--- Start The records ---
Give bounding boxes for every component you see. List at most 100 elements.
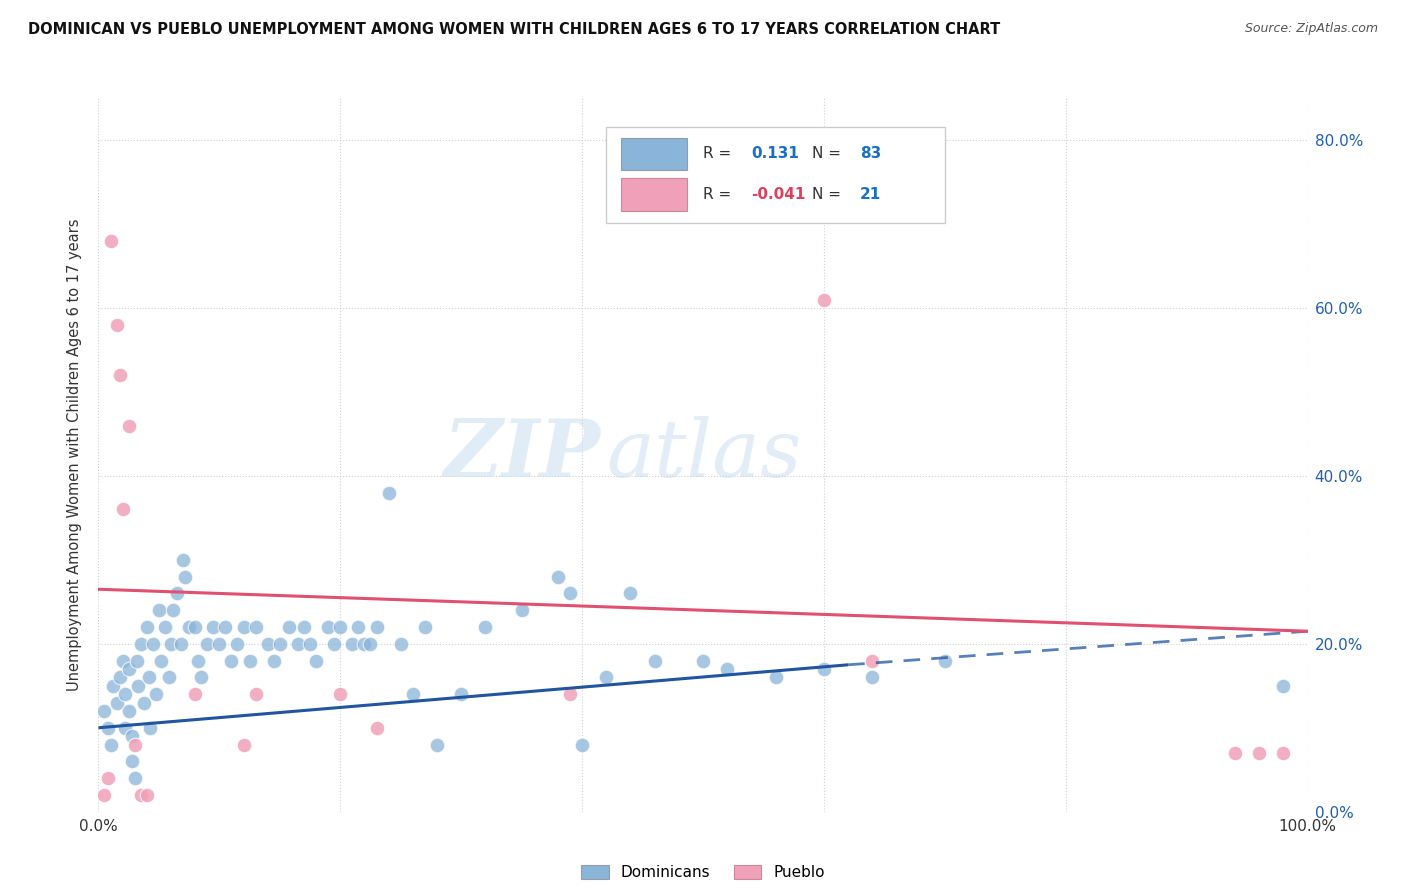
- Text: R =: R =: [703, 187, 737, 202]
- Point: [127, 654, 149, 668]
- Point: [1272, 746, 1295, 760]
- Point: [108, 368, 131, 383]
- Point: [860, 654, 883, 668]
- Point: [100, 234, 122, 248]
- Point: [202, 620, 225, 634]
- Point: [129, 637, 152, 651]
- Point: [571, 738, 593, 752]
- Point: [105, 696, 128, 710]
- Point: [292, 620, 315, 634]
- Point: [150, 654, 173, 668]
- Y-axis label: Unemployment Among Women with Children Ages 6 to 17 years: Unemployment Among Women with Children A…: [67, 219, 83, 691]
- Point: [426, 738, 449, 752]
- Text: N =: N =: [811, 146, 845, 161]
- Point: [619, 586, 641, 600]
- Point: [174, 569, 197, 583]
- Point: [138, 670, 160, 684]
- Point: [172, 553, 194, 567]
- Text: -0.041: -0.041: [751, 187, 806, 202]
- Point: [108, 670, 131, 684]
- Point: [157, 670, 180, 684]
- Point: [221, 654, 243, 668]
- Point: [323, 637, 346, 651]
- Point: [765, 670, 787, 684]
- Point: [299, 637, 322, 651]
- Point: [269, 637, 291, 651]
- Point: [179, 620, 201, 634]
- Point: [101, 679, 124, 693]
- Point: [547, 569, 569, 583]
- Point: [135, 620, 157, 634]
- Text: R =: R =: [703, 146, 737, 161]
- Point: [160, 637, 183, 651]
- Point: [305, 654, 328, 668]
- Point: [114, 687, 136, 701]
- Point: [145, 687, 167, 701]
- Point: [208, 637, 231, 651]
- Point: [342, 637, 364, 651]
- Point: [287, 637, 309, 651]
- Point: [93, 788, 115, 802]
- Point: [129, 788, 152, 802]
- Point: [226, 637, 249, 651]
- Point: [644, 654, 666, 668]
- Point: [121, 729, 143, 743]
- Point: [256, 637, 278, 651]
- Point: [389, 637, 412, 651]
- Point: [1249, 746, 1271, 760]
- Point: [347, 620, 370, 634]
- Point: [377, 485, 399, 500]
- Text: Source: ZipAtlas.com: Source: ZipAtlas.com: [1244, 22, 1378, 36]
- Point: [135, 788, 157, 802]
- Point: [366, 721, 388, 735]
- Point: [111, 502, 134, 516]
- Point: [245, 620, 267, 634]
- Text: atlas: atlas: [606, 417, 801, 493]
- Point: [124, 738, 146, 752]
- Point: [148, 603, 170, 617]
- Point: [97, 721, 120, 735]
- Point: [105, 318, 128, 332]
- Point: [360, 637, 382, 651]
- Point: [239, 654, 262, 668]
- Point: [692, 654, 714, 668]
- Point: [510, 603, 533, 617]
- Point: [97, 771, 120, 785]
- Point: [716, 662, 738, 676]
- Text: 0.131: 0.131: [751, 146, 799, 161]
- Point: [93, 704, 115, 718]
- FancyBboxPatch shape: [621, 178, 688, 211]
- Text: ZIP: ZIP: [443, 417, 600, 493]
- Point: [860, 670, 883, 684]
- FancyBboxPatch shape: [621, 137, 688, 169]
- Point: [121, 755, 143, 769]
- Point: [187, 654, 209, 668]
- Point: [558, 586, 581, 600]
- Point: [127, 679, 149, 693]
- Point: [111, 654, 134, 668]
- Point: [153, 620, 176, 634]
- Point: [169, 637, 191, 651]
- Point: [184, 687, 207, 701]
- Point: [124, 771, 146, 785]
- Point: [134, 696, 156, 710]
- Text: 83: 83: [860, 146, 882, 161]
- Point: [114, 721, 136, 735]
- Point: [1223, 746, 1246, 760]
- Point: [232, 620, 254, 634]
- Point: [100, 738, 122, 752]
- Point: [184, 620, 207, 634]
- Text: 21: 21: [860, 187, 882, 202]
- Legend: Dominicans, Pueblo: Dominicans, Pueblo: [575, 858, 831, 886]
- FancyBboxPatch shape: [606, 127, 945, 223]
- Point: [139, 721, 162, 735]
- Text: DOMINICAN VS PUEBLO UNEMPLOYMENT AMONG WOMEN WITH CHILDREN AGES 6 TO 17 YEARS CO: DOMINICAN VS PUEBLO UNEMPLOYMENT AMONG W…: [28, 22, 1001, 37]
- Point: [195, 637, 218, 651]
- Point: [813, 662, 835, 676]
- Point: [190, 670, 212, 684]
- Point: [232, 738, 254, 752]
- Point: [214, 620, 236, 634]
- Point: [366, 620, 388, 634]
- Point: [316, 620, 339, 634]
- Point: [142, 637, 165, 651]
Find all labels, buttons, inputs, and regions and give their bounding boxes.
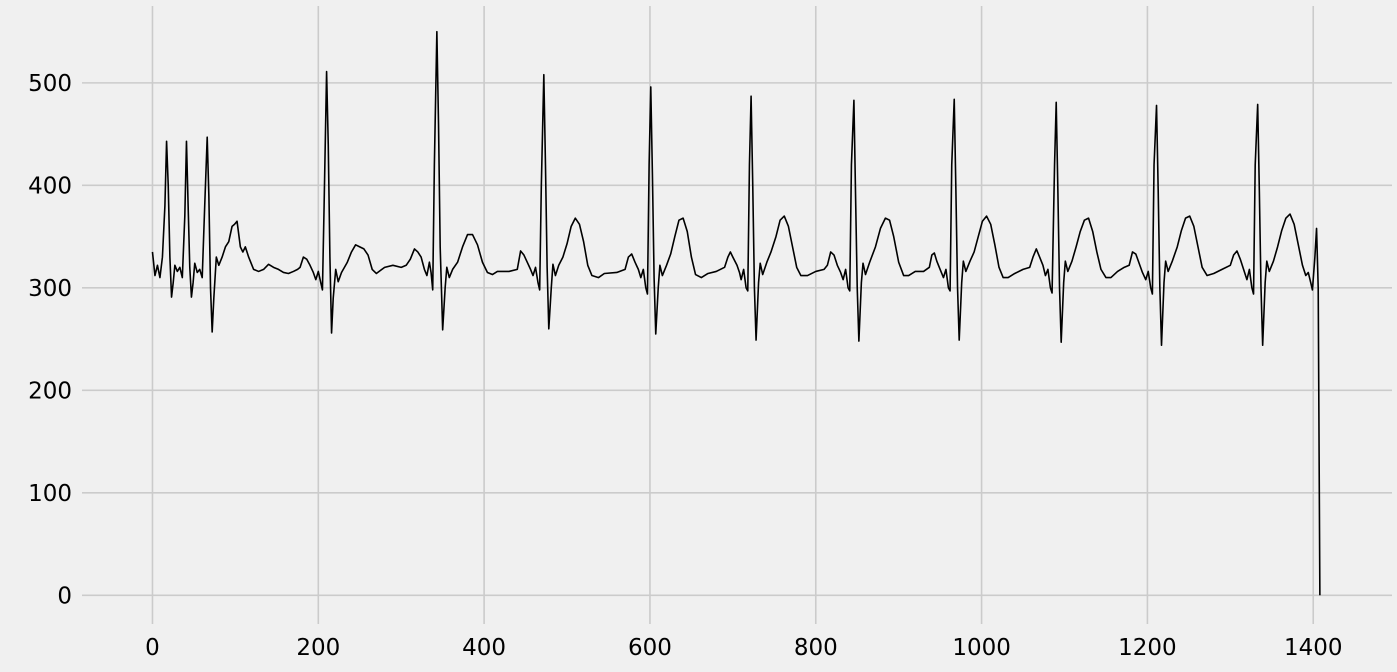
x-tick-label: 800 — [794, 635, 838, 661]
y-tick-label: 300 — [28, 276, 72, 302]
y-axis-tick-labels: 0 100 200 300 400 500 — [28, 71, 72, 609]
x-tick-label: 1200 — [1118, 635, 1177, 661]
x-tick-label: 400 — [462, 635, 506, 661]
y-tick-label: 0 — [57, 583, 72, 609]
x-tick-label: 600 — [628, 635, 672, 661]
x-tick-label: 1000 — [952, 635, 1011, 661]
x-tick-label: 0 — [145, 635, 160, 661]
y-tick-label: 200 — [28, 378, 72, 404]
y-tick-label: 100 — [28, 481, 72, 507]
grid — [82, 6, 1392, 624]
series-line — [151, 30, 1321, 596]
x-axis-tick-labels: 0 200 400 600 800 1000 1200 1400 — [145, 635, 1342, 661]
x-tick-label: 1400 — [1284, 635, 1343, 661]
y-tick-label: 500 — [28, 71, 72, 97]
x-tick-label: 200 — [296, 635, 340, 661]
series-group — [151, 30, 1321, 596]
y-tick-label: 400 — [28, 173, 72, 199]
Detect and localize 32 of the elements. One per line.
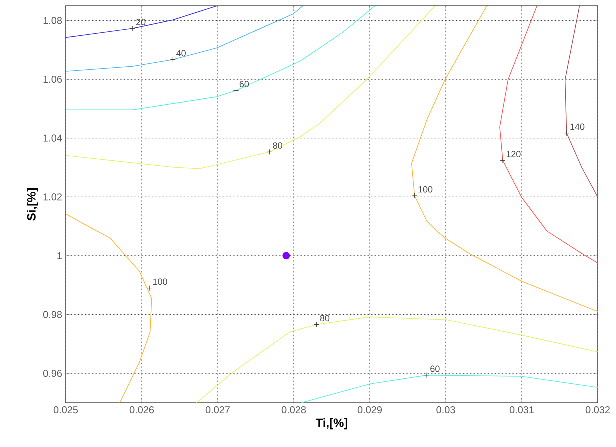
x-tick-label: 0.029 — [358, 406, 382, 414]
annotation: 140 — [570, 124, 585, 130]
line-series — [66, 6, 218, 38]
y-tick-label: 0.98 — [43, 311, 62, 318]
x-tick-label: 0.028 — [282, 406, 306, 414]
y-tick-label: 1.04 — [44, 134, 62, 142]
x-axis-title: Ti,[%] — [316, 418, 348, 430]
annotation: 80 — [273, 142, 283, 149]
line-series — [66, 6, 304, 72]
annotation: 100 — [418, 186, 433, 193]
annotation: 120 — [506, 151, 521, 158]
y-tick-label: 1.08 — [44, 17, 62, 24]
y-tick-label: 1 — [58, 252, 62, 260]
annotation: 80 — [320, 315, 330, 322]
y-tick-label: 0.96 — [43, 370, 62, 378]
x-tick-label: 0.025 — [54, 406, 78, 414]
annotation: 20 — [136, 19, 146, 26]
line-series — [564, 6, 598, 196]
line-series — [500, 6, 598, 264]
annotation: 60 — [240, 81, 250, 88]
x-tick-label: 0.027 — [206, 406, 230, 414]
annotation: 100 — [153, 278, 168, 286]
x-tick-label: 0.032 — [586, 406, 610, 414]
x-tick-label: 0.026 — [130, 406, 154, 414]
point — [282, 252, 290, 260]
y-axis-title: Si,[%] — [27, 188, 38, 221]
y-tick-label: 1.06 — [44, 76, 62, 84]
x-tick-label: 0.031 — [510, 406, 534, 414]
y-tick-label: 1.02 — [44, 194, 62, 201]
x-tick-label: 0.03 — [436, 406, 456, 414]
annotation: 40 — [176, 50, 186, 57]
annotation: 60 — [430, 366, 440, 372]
--- End The records ---
■ **Work to do**: Render every line of the records above as a Markdown table with two columns, No. for the row number and Record Line for the line, skipping blank lines. Leave the pictures out.

■ **Solution to this problem**:
| No. | Record Line |
|---|---|
| 1 | Give bounding boxes for every component you see. List at most 100 elements. |
| 2 | - Text: R =: R =: [703, 187, 737, 202] |
| 3 | - Point: [127, 654, 149, 668] |
| 4 | - Point: [1272, 746, 1295, 760] |
| 5 | - Point: [108, 368, 131, 383] |
| 6 | - Point: [860, 654, 883, 668] |
| 7 | - Point: [100, 234, 122, 248] |
| 8 | - Point: [202, 620, 225, 634] |
| 9 | - Point: [129, 637, 152, 651] |
| 10 | - Point: [571, 738, 593, 752] |
| 11 | - Point: [105, 696, 128, 710] |
| 12 | - Point: [292, 620, 315, 634] |
| 13 | - Point: [150, 654, 173, 668] |
| 14 | - Y-axis label: Unemployment Among Women with Children Ages 6 to 17 years: Unemployment Among Women with Children A…: [67, 219, 83, 691] |
| 15 | - Point: [426, 738, 449, 752] |
| 16 | - Text: N =: N =: [811, 146, 845, 161] |
| 17 | - Point: [619, 586, 641, 600] |
| 18 | - Point: [174, 569, 197, 583] |
| 19 | - Point: [138, 670, 160, 684] |
| 20 | - Point: [172, 553, 194, 567] |
| 21 | - Text: -0.041: -0.041: [751, 187, 806, 202] |
| 22 | - Point: [108, 670, 131, 684] |
| 23 | - Point: [157, 670, 180, 684] |
| 24 | - Point: [221, 654, 243, 668] |
| 25 | - Point: [323, 637, 346, 651] |
| 26 | - Point: [765, 670, 787, 684] |
| 27 | - Point: [299, 637, 322, 651] |
| 28 | - Point: [269, 637, 291, 651] |
| 29 | - Point: [179, 620, 201, 634] |
| 30 | - Point: [101, 679, 124, 693] |
| 31 | - Point: [547, 569, 569, 583] |
| 32 | - Point: [135, 620, 157, 634] |
| 33 | - Text: R =: R =: [703, 146, 737, 161] |
| 34 | - Point: [160, 637, 183, 651] |
| 35 | - Point: [305, 654, 328, 668] |
| 36 | - Point: [114, 687, 136, 701] |
| 37 | - Point: [145, 687, 167, 701] |
| 38 | - Point: [208, 637, 231, 651] |
| 39 | - Point: [342, 637, 364, 651] |
| 40 | - Point: [287, 637, 309, 651] |
| 41 | - Point: [93, 788, 115, 802] |
| 42 | - Point: [129, 788, 152, 802] |
| 43 | - Point: [226, 637, 249, 651] |
| 44 | - Point: [644, 654, 666, 668] |
| 45 | - Point: [121, 729, 143, 743] |
| 46 | - Point: [256, 637, 278, 651] |
| 47 | - Point: [389, 637, 412, 651] |
| 48 | - Point: [1249, 746, 1271, 760] |
| 49 | - Point: [347, 620, 370, 634] |
| 50 | - Point: [377, 485, 399, 500] |
| 51 | - Text: Source: ZipAtlas.com: Source: ZipAtlas.com: [1244, 22, 1378, 36] |
| 52 | - Point: [135, 788, 157, 802] |
| 53 | - Point: [366, 721, 388, 735] |
| 54 | - Point: [111, 502, 134, 516] |
| 55 | - Point: [245, 620, 267, 634] |
| 56 | - Text: atlas: atlas: [606, 417, 801, 493] |
| 57 | - Point: [124, 738, 146, 752] |
| 58 | - Point: [148, 603, 170, 617] |
| 59 | - Point: [97, 721, 120, 735] |
| 60 | - Point: [105, 318, 128, 332] |
| 61 | - Point: [360, 637, 382, 651] |
| 62 | - Point: [239, 654, 262, 668] |
| 63 | - Point: [692, 654, 714, 668] |
| 64 | - Point: [510, 603, 533, 617] |
| 65 | - Point: [97, 771, 120, 785] |
| 66 | - Point: [716, 662, 738, 676] |
| 67 | - Text: 0.131: 0.131: [751, 146, 799, 161] |
| 68 | - Point: [93, 704, 115, 718] |
| 69 | - FancyBboxPatch shape: [621, 178, 688, 211] |
| 70 | - Text: ZIP: ZIP: [443, 417, 600, 493] |
| 71 | - Point: [860, 670, 883, 684] |
| 72 | - FancyBboxPatch shape: [621, 137, 688, 169] |
| 73 | - Point: [121, 755, 143, 769] |
| 74 | - Point: [187, 654, 209, 668] |
| 75 | - Point: [558, 586, 581, 600] |
| 76 | - Point: [127, 679, 149, 693] |
| 77 | - Point: [111, 654, 134, 668] |
| 78 | - Point: [153, 620, 176, 634] |
| 79 | - Point: [169, 637, 191, 651] |
| 80 | - Point: [184, 687, 207, 701] |
| 81 | - Point: [124, 771, 146, 785] |
| 82 | - Point: [134, 696, 156, 710] |
| 83 | - Text: 83: 83: [860, 146, 882, 161] |
| 84 | - Point: [114, 721, 136, 735] |
| 85 | - Point: [1223, 746, 1246, 760] |
| 86 | - Point: [232, 620, 254, 634] |
| 87 | - Point: [100, 738, 122, 752] |
| 88 | - Point: [184, 620, 207, 634] |
| 89 | - Text: 21: 21: [860, 187, 882, 202] |
| 90 | - Legend: Dominicans, Pueblo: Dominicans, Pueblo: [575, 858, 831, 886] |
| 91 | - FancyBboxPatch shape: [606, 127, 945, 223] |
| 92 | - Point: [139, 721, 162, 735] |
| 93 | - Text: DOMINICAN VS PUEBLO UNEMPLOYMENT AMONG WOMEN WITH CHILDREN AGES 6 TO 17 YEARS CO: DOMINICAN VS PUEBLO UNEMPLOYMENT AMONG W…: [28, 22, 1001, 37] |
| 94 | - Point: [195, 637, 218, 651] |
| 95 | - Point: [813, 662, 835, 676] |
| 96 | - Point: [190, 670, 212, 684] |
| 97 | - Point: [232, 738, 254, 752] |
| 98 | - Point: [214, 620, 236, 634] |
| 99 | - Point: [366, 620, 388, 634] |
| 100 | - Point: [316, 620, 339, 634] |
| 101 | - Point: [142, 637, 165, 651] |
| 102 | Find all labels, buttons, inputs, and regions and give their bounding boxes. |
| 103 | x-tick-label: 800 — [794, 635, 838, 661] |
| 104 | y-tick-label: 300 — [28, 276, 72, 302] |
| 105 | y-axis-tick-labels: 0 100 200 300 400 500 — [28, 71, 72, 609] |
| 106 | x-tick-label: 1200 — [1118, 635, 1177, 661] |
| 107 | x-tick-label: 400 — [462, 635, 506, 661] |
| 108 | y-tick-label: 0 — [57, 583, 72, 609] |
| 109 | x-tick-label: 600 — [628, 635, 672, 661] |
| 110 | x-tick-label: 1000 — [952, 635, 1011, 661] |
| 111 | x-tick-label: 0 — [145, 635, 160, 661] |
| 112 | y-tick-label: 200 — [28, 378, 72, 404] |
| 113 | y-tick-label: 100 — [28, 481, 72, 507] |
| 114 | grid — [82, 6, 1392, 624] |
| 115 | series-line — [151, 30, 1321, 596] |
| 116 | x-axis-tick-labels: 0 200 400 600 800 1000 1200 1400 — [145, 635, 1342, 661] |
| 117 | x-tick-label: 1400 — [1284, 635, 1343, 661] |
| 118 | y-tick-label: 500 — [28, 71, 72, 97] |
| 119 | x-tick-label: 200 — [296, 635, 340, 661] |
| 120 | series-group — [151, 30, 1321, 596] |
| 121 | y-tick-label: 400 — [28, 173, 72, 199] |
| 122 | Detect and localize 32 of the elements. One per line. |
| 123 | x-tick-label: 0.029 — [358, 406, 382, 414] |
| 124 | annotation: 140 — [570, 124, 585, 130] |
| 125 | line-series — [66, 6, 218, 38] |
| 126 | y-tick-label: 0.98 — [43, 311, 62, 318] |
| 127 | x-tick-label: 0.028 — [282, 406, 306, 414] |
| 128 | y-tick-label: 1.04 — [44, 134, 62, 142] |
| 129 | x-axis-title: Ti,[%] — [316, 418, 348, 430] |
| 130 | annotation: 80 — [273, 142, 283, 149] |
| 131 | line-series — [66, 6, 304, 72] |
| 132 | annotation: 100 — [418, 186, 433, 193] |
| 133 | annotation: 120 — [506, 151, 521, 158] |
| 134 | y-tick-label: 1.08 — [44, 17, 62, 24] |
| 135 | y-tick-label: 1 — [58, 252, 62, 260] |
| 136 | annotation: 80 — [320, 315, 330, 322] |
| 137 | y-tick-label: 0.96 — [43, 370, 62, 378] |
| 138 | x-tick-label: 0.025 — [54, 406, 78, 414] |
| 139 | annotation: 20 — [136, 19, 146, 26] |
| 140 | line-series — [564, 6, 598, 196] |
| 141 | line-series — [500, 6, 598, 264] |
| 142 | annotation: 60 — [240, 81, 250, 88] |
| 143 | x-tick-label: 0.027 — [206, 406, 230, 414] |
| 144 | annotation: 100 — [153, 278, 168, 286] |
| 145 | x-tick-label: 0.032 — [586, 406, 610, 414] |
| 146 | x-tick-label: 0.026 — [130, 406, 154, 414] |
| 147 | point — [282, 252, 290, 260] |
| 148 | y-axis-title: Si,[%] — [27, 188, 38, 221] |
| 149 | y-tick-label: 1.06 — [44, 76, 62, 84] |
| 150 | x-tick-label: 0.031 — [510, 406, 534, 414] |
| 151 | y-tick-label: 1.02 — [44, 194, 62, 201] |
| 152 | x-tick-label: 0.03 — [436, 406, 456, 414] |
| 153 | annotation: 40 — [176, 50, 186, 57] |
| 154 | annotation: 60 — [430, 366, 440, 372] |